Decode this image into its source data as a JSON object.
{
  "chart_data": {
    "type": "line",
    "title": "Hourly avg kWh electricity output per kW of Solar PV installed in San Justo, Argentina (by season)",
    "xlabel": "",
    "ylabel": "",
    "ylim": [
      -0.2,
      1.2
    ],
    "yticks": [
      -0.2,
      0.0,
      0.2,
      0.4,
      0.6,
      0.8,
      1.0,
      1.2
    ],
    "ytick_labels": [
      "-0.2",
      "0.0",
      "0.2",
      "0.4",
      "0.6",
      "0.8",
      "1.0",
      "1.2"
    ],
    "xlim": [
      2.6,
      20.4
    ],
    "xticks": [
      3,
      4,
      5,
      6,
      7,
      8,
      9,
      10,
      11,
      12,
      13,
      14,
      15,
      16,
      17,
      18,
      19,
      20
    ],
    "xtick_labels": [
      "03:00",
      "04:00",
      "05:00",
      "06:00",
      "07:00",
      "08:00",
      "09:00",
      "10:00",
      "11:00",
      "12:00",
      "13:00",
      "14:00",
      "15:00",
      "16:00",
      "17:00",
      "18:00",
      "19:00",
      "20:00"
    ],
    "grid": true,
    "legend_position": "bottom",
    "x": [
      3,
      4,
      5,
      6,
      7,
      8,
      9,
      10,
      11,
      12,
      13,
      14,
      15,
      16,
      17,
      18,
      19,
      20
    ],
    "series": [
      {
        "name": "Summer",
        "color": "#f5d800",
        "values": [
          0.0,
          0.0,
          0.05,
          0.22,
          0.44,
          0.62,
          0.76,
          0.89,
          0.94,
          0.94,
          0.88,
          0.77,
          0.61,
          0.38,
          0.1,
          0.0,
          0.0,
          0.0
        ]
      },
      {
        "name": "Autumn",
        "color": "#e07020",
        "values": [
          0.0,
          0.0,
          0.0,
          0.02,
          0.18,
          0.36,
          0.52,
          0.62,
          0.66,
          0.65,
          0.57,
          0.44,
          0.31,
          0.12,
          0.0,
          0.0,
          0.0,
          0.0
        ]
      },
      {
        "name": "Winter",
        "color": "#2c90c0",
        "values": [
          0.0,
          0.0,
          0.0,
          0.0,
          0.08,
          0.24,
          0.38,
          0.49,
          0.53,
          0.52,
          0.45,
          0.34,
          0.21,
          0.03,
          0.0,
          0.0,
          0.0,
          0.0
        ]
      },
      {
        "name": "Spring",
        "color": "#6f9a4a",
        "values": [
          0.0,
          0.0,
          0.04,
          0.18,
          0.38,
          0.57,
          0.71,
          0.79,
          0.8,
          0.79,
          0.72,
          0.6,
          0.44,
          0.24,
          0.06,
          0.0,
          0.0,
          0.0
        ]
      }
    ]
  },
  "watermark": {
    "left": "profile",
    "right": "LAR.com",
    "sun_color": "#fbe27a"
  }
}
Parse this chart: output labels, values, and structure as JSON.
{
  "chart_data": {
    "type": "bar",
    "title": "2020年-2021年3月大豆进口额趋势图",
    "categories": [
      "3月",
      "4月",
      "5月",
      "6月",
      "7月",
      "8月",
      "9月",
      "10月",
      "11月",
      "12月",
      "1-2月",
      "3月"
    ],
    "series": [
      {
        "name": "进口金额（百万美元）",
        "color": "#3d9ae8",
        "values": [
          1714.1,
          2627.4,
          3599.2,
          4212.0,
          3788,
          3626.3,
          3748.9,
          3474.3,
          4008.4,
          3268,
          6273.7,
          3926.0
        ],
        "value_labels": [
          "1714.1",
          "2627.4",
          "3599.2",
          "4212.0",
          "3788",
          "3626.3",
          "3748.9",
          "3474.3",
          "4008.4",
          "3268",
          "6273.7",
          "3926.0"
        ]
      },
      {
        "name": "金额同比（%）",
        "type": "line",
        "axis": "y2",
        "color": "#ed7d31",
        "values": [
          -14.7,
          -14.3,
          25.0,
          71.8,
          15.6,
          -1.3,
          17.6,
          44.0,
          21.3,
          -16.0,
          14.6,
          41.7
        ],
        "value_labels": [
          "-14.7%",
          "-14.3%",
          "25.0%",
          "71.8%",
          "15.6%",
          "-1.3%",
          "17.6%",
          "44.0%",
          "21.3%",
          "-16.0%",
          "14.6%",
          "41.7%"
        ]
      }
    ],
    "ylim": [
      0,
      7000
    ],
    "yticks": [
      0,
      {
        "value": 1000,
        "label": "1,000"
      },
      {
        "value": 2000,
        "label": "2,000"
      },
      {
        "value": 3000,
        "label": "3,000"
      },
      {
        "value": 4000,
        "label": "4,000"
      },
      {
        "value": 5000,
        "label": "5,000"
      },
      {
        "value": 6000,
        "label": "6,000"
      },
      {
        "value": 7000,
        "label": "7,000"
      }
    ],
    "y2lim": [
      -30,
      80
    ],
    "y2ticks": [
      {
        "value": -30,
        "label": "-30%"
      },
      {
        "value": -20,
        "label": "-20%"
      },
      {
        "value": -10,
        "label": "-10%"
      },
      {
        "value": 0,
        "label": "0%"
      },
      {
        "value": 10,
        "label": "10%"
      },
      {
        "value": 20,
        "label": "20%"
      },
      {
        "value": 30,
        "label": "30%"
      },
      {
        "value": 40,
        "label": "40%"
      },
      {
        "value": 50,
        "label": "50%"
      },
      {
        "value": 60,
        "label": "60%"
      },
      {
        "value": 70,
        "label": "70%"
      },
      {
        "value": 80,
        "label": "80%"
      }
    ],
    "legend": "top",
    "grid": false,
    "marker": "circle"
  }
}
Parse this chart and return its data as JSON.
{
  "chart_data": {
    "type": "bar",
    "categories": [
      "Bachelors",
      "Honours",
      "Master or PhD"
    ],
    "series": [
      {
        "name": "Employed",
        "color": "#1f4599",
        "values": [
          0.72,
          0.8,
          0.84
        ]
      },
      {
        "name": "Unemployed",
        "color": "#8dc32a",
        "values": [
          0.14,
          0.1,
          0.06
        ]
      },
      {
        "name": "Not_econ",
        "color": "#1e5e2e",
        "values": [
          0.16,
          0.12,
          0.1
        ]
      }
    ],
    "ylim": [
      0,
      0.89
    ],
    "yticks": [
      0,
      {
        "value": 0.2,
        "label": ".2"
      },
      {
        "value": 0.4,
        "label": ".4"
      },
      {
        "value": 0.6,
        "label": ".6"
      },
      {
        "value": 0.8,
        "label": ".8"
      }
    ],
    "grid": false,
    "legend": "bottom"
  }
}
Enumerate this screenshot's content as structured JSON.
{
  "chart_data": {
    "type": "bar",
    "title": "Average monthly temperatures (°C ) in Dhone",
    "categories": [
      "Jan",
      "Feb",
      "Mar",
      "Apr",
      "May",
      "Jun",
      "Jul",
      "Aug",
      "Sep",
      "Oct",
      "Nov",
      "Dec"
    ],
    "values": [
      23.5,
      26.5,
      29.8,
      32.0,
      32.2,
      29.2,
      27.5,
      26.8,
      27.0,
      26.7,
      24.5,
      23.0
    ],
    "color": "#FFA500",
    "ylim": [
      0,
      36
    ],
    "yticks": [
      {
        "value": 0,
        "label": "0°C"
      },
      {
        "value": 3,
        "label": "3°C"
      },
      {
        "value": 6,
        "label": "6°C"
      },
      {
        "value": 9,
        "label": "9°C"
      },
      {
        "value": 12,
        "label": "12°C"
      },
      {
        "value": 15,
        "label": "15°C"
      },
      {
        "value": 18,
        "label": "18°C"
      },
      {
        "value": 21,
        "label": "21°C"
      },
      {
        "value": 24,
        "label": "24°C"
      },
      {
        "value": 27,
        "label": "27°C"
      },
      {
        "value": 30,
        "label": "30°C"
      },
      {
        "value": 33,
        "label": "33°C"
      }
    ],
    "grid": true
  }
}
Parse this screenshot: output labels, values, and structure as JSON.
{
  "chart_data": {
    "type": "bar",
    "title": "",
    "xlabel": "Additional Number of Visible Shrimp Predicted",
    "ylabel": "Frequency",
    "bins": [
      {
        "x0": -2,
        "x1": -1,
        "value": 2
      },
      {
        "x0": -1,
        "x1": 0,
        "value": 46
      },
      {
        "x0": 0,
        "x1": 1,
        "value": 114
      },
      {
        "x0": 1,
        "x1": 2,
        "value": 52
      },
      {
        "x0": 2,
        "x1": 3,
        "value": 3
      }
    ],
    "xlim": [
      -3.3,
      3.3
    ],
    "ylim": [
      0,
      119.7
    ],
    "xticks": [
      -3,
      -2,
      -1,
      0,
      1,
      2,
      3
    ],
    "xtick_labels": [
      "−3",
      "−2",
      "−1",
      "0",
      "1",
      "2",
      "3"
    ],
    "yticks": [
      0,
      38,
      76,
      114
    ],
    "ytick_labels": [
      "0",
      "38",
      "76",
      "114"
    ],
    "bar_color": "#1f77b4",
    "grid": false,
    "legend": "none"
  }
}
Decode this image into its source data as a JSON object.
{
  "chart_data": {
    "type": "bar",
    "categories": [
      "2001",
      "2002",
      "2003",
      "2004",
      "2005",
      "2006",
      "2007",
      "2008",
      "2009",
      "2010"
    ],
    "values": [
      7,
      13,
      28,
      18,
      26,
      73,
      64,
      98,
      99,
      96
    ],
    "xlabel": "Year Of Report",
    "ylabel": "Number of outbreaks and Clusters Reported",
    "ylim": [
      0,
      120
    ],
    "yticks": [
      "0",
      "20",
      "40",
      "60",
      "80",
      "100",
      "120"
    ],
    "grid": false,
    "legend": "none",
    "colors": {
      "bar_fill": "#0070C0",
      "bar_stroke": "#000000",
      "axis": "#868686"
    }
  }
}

□ □ □ □

:: DIRECTION ::
Show every line from the listing above in which the string "title" appears.

:: TASK ANSWER ::
    "title": "Hourly avg kWh electricity output per kW of Solar PV installed in San Justo, Argentina (by season)",
    "title": "2020年-2021年3月大豆进口额趋势图",
    "title": "Average monthly temperatures (°C ) in Dhone",
    "title": "",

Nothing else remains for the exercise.